• TASK GOAL: Identify each line in the records below that contains the word "content", and copy it.

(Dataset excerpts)
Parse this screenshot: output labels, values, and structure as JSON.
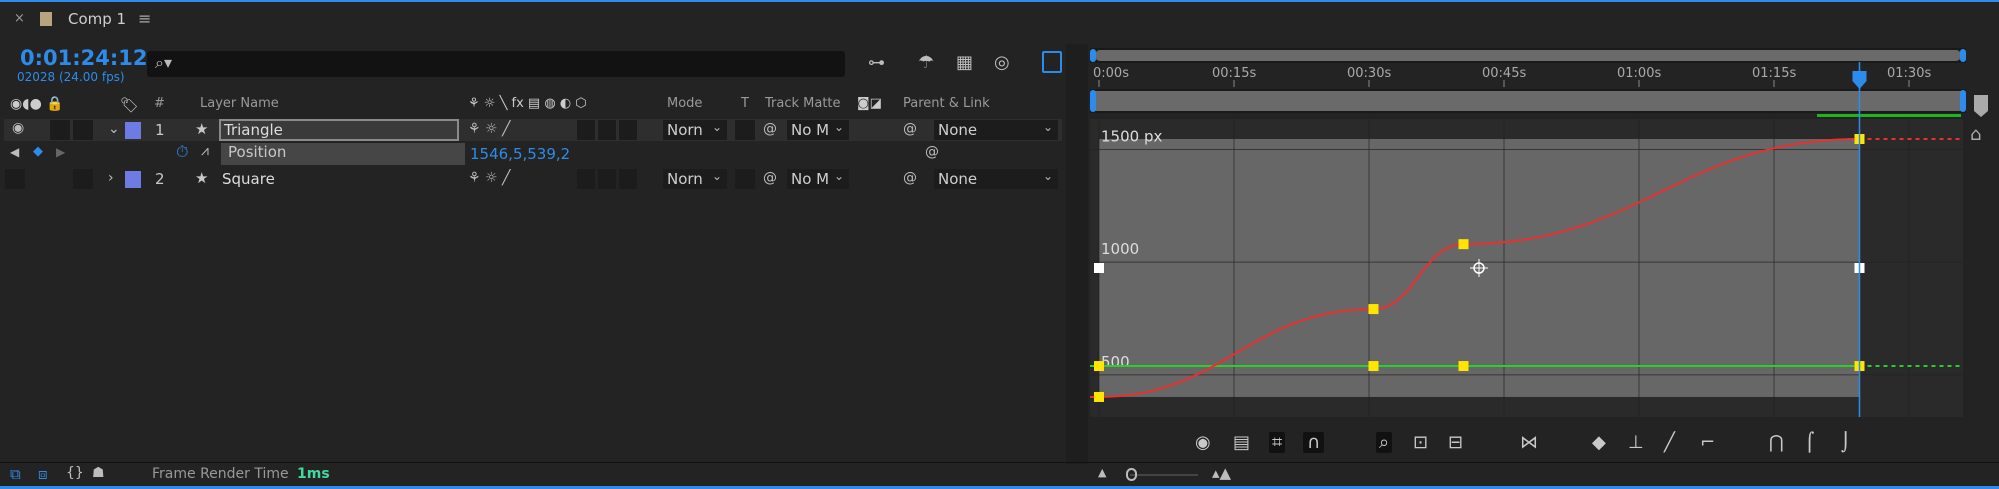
{
  "tab": {
    "close": "×",
    "title": "Comp 1",
    "menu": "≡",
    "swatch_color": "#b8a47e"
  },
  "timecode": {
    "time": "0:01:24:12",
    "frame": "02028 (24.00 fps)"
  },
  "search": {
    "placeholder": "",
    "icon": "⌕▾"
  },
  "columns": {
    "hash": "#",
    "layer_name": "Layer Name",
    "mode": "Mode",
    "t": "T",
    "track_matte": "Track Matte",
    "parent_link": "Parent & Link",
    "switches": "⚘ ☼ ╲ fx ▤ ◍ ◐ ⬡"
  },
  "layers": [
    {
      "num": "1",
      "name": "Triangle",
      "mode": "Norn",
      "matte": "No M",
      "parent": "None",
      "color": "#6d7be3",
      "expanded": true
    },
    {
      "num": "2",
      "name": "Square",
      "mode": "Norn",
      "matte": "No M",
      "parent": "None",
      "color": "#6d7be3",
      "expanded": false
    }
  ],
  "property": {
    "name": "Position",
    "value": "1546,5,539,2"
  },
  "status": {
    "label": "Frame Render Time",
    "value": "1ms"
  },
  "ruler": {
    "ticks": [
      "0:00s",
      "00:15s",
      "00:30s",
      "00:45s",
      "01:00s",
      "01:15s",
      "01:30s"
    ]
  },
  "graph": {
    "value_labels": [
      "1500 px",
      "1000",
      "500"
    ],
    "current_time_s": 84.5,
    "x_series_color": "#e8302e",
    "y_series_color": "#27d127",
    "x_keyframes": [
      {
        "t": 0,
        "v": 402
      },
      {
        "t": 30.5,
        "v": 792
      },
      {
        "t": 40.5,
        "v": 1080
      },
      {
        "t": 84.5,
        "v": 1546.5
      }
    ],
    "y_keyframes": [
      {
        "t": 0,
        "v": 539.2
      },
      {
        "t": 30.5,
        "v": 539.2
      },
      {
        "t": 40.5,
        "v": 539.2
      },
      {
        "t": 84.5,
        "v": 539.2
      }
    ]
  },
  "accent": "#2d8ceb"
}
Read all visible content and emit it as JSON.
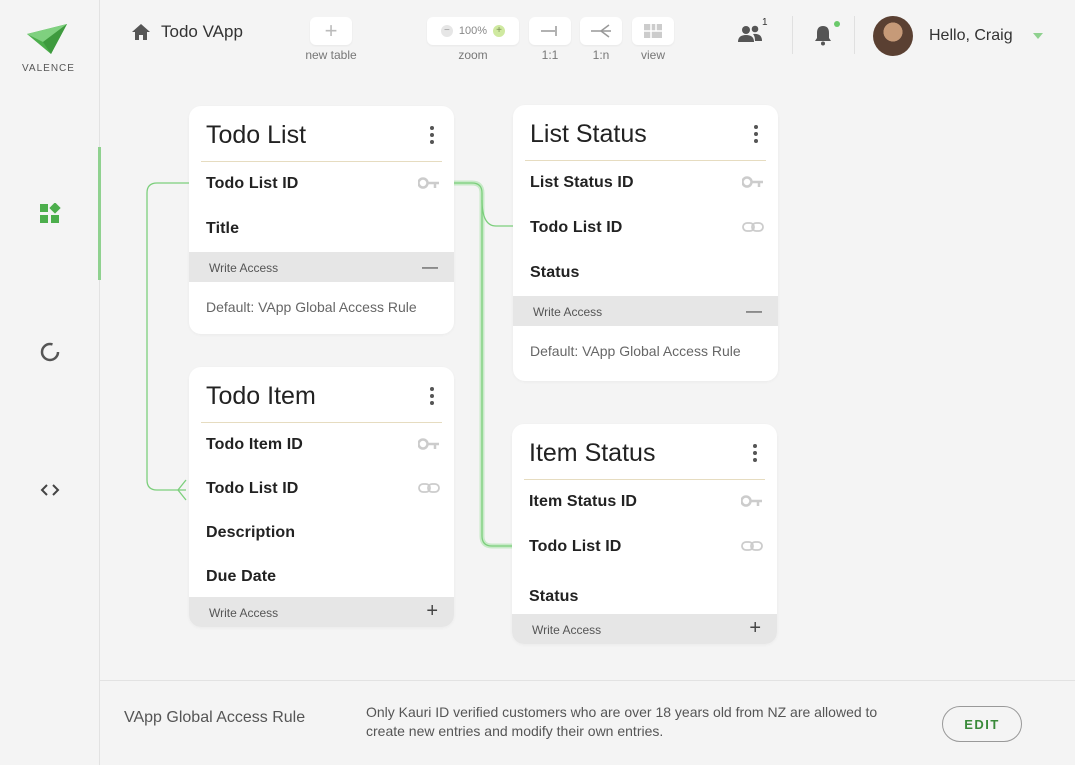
{
  "app": {
    "logo_text": "VALENCE",
    "project_name": "Todo VApp"
  },
  "toolbar": {
    "new_table_label": "new table",
    "zoom_value": "100%",
    "zoom_label": "zoom",
    "one_to_one_label": "1:1",
    "one_to_many_label": "1:n",
    "view_label": "view"
  },
  "header": {
    "users_count": "1",
    "greeting": "Hello, Craig"
  },
  "tables": {
    "todo_list": {
      "title": "Todo List",
      "fields": [
        "Todo List ID",
        "Title"
      ],
      "access_label": "Write Access",
      "access_text": "Default: VApp Global Access Rule"
    },
    "todo_item": {
      "title": "Todo Item",
      "fields": [
        "Todo Item ID",
        "Todo List ID",
        "Description",
        "Due Date"
      ],
      "access_label": "Write Access"
    },
    "list_status": {
      "title": "List Status",
      "fields": [
        "List Status ID",
        "Todo List ID",
        "Status"
      ],
      "access_label": "Write Access",
      "access_text": "Default: VApp Global Access Rule"
    },
    "item_status": {
      "title": "Item Status",
      "fields": [
        "Item Status ID",
        "Todo List ID",
        "Status"
      ],
      "access_label": "Write Access"
    }
  },
  "footer": {
    "title": "VApp Global Access Rule",
    "description": "Only Kauri ID verified customers who are over 18 years old from NZ are allowed to create new entries and modify their own entries.",
    "edit_label": "EDIT"
  },
  "colors": {
    "accent": "#8fd18f",
    "brand": "#4cae4c",
    "link_line": "#7ccf7c"
  }
}
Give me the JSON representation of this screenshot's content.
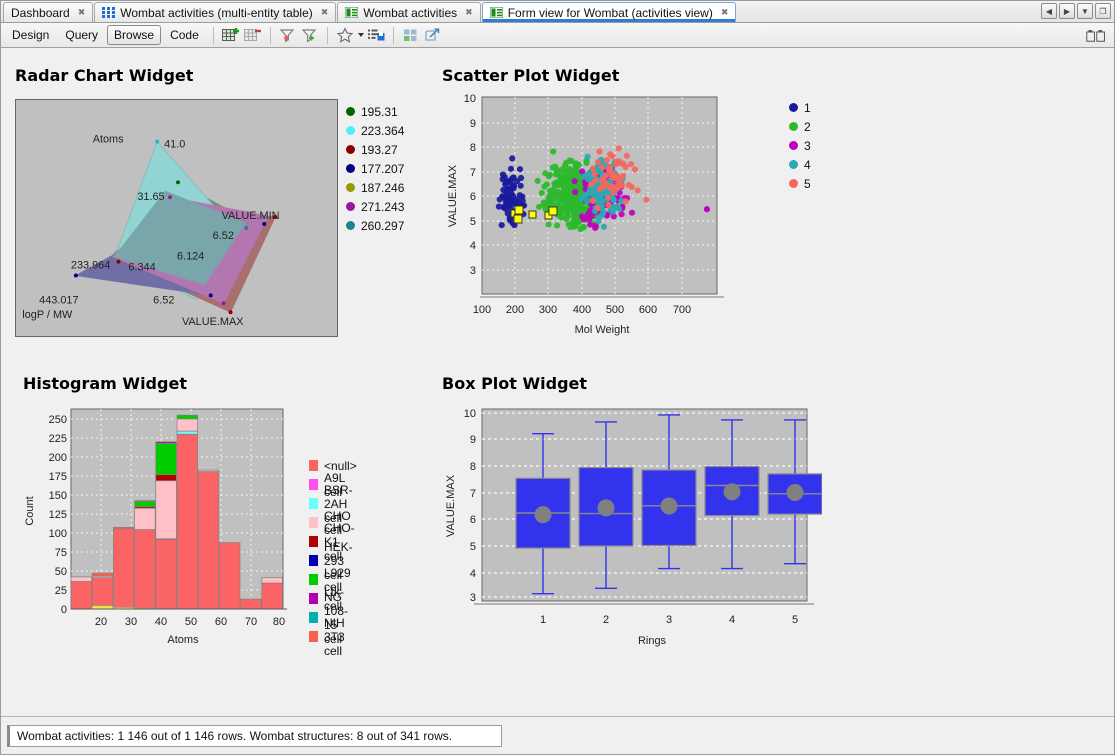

• EXERCISE OUTPUT:
Read all visible content and emit it as JSON.
Give me the JSON representation of this screenshot's content.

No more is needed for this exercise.